• Exercise prompt: Read the records and write them out again exactly.

• Recorded data:
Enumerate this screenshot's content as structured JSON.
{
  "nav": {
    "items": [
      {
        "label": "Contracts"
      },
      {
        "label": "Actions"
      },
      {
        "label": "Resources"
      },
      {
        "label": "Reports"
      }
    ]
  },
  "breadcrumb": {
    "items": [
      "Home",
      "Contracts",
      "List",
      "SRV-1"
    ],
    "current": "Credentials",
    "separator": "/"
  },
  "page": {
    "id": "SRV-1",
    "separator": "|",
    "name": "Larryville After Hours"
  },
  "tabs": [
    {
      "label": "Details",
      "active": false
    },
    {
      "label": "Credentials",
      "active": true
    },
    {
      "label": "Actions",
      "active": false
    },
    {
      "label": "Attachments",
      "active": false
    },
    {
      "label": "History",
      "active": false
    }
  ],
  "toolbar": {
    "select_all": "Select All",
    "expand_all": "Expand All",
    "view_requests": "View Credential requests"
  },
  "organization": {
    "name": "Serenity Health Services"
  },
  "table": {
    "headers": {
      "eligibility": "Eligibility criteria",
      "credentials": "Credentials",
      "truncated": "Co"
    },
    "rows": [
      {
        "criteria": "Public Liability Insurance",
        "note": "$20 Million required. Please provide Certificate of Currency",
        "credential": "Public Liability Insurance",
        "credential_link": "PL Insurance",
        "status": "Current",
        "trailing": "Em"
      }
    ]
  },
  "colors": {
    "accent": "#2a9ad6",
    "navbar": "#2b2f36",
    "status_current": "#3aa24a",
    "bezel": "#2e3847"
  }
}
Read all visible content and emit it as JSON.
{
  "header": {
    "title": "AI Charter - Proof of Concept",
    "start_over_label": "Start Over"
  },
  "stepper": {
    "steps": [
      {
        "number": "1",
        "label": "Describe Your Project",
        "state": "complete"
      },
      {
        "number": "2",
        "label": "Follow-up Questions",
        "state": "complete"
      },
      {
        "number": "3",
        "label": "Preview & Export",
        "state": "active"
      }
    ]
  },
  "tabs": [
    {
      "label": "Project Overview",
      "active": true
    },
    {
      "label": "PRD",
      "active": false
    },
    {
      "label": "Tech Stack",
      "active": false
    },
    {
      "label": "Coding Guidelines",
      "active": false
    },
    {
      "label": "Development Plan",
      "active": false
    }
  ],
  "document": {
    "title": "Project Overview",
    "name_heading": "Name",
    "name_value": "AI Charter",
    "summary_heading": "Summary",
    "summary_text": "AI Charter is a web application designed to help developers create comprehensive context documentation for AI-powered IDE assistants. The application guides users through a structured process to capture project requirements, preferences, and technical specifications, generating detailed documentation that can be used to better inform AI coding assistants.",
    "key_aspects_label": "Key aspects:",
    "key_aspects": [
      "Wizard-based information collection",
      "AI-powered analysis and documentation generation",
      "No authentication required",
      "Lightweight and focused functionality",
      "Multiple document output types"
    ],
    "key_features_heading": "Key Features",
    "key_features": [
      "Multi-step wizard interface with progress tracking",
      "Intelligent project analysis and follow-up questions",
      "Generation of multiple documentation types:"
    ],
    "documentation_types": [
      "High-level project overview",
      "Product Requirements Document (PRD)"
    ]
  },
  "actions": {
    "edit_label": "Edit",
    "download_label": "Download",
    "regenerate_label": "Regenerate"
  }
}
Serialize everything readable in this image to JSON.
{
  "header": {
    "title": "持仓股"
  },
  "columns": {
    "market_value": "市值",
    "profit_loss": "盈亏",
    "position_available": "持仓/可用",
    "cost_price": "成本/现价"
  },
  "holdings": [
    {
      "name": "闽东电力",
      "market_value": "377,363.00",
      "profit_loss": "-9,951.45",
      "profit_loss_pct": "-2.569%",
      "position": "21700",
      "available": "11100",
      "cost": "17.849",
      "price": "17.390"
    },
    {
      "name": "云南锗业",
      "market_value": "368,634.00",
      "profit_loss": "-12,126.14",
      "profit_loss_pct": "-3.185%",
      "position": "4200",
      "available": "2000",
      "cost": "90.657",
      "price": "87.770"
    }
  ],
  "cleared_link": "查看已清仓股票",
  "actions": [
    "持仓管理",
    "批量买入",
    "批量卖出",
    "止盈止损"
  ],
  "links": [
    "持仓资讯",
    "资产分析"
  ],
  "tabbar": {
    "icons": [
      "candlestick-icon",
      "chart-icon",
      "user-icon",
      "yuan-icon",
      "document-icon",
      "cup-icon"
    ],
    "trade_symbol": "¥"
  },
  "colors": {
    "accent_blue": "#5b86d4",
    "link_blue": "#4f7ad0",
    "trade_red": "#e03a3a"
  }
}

• Answer to the problem:
Enumerate this screenshot's content as structured JSON.
{
  "nav": {
    "items": [
      {
        "label": "Contracts"
      },
      {
        "label": "Actions"
      },
      {
        "label": "Resources"
      },
      {
        "label": "Reports"
      }
    ]
  },
  "breadcrumb": {
    "items": [
      "Home",
      "Contracts",
      "List",
      "SRV-1"
    ],
    "current": "Credentials",
    "separator": "/"
  },
  "page": {
    "id": "SRV-1",
    "separator": "|",
    "name": "Larryville After Hours"
  },
  "tabs": [
    {
      "label": "Details",
      "active": false
    },
    {
      "label": "Credentials",
      "active": true
    },
    {
      "label": "Actions",
      "active": false
    },
    {
      "label": "Attachments",
      "active": false
    },
    {
      "label": "History",
      "active": false
    }
  ],
  "toolbar": {
    "select_all": "Select All",
    "expand_all": "Expand All",
    "view_requests": "View Credential requests"
  },
  "organization": {
    "name": "Serenity Health Services"
  },
  "table": {
    "headers": {
      "eligibility": "Eligibility criteria",
      "credentials": "Credentials",
      "truncated": "Co"
    },
    "rows": [
      {
        "criteria": "Public Liability Insurance",
        "note": "$20 Million required. Please provide Certificate of Currency",
        "credential": "Public Liability Insurance",
        "credential_link": "PL Insurance",
        "status": "Current",
        "trailing": "Em"
      }
    ]
  },
  "colors": {
    "accent": "#2a9ad6",
    "navbar": "#2b2f36",
    "status_current": "#3aa24a",
    "bezel": "#2e3847"
  }
}
Read all visible content and emit it as JSON.
{
  "header": {
    "title": "AI Charter - Proof of Concept",
    "start_over_label": "Start Over"
  },
  "stepper": {
    "steps": [
      {
        "number": "1",
        "label": "Describe Your Project",
        "state": "complete"
      },
      {
        "number": "2",
        "label": "Follow-up Questions",
        "state": "complete"
      },
      {
        "number": "3",
        "label": "Preview & Export",
        "state": "active"
      }
    ]
  },
  "tabs": [
    {
      "label": "Project Overview",
      "active": true
    },
    {
      "label": "PRD",
      "active": false
    },
    {
      "label": "Tech Stack",
      "active": false
    },
    {
      "label": "Coding Guidelines",
      "active": false
    },
    {
      "label": "Development Plan",
      "active": false
    }
  ],
  "document": {
    "title": "Project Overview",
    "name_heading": "Name",
    "name_value": "AI Charter",
    "summary_heading": "Summary",
    "summary_text": "AI Charter is a web application designed to help developers create comprehensive context documentation for AI-powered IDE assistants. The application guides users through a structured process to capture project requirements, preferences, and technical specifications, generating detailed documentation that can be used to better inform AI coding assistants.",
    "key_aspects_label": "Key aspects:",
    "key_aspects": [
      "Wizard-based information collection",
      "AI-powered analysis and documentation generation",
      "No authentication required",
      "Lightweight and focused functionality",
      "Multiple document output types"
    ],
    "key_features_heading": "Key Features",
    "key_features": [
      "Multi-step wizard interface with progress tracking",
      "Intelligent project analysis and follow-up questions",
      "Generation of multiple documentation types:"
    ],
    "documentation_types": [
      "High-level project overview",
      "Product Requirements Document (PRD)"
    ]
  },
  "actions": {
    "edit_label": "Edit",
    "download_label": "Download",
    "regenerate_label": "Regenerate"
  }
}
Serialize everything readable in this image to JSON.
{
  "header": {
    "title": "持仓股"
  },
  "columns": {
    "market_value": "市值",
    "profit_loss": "盈亏",
    "position_available": "持仓/可用",
    "cost_price": "成本/现价"
  },
  "holdings": [
    {
      "name": "闽东电力",
      "market_value": "377,363.00",
      "profit_loss": "-9,951.45",
      "profit_loss_pct": "-2.569%",
      "position": "21700",
      "available": "11100",
      "cost": "17.849",
      "price": "17.390"
    },
    {
      "name": "云南锗业",
      "market_value": "368,634.00",
      "profit_loss": "-12,126.14",
      "profit_loss_pct": "-3.185%",
      "position": "4200",
      "available": "2000",
      "cost": "90.657",
      "price": "87.770"
    }
  ],
  "cleared_link": "查看已清仓股票",
  "actions": [
    "持仓管理",
    "批量买入",
    "批量卖出",
    "止盈止损"
  ],
  "links": [
    "持仓资讯",
    "资产分析"
  ],
  "tabbar": {
    "icons": [
      "candlestick-icon",
      "chart-icon",
      "user-icon",
      "yuan-icon",
      "document-icon",
      "cup-icon"
    ],
    "trade_symbol": "¥"
  },
  "colors": {
    "accent_blue": "#5b86d4",
    "link_blue": "#4f7ad0",
    "trade_red": "#e03a3a"
  }
}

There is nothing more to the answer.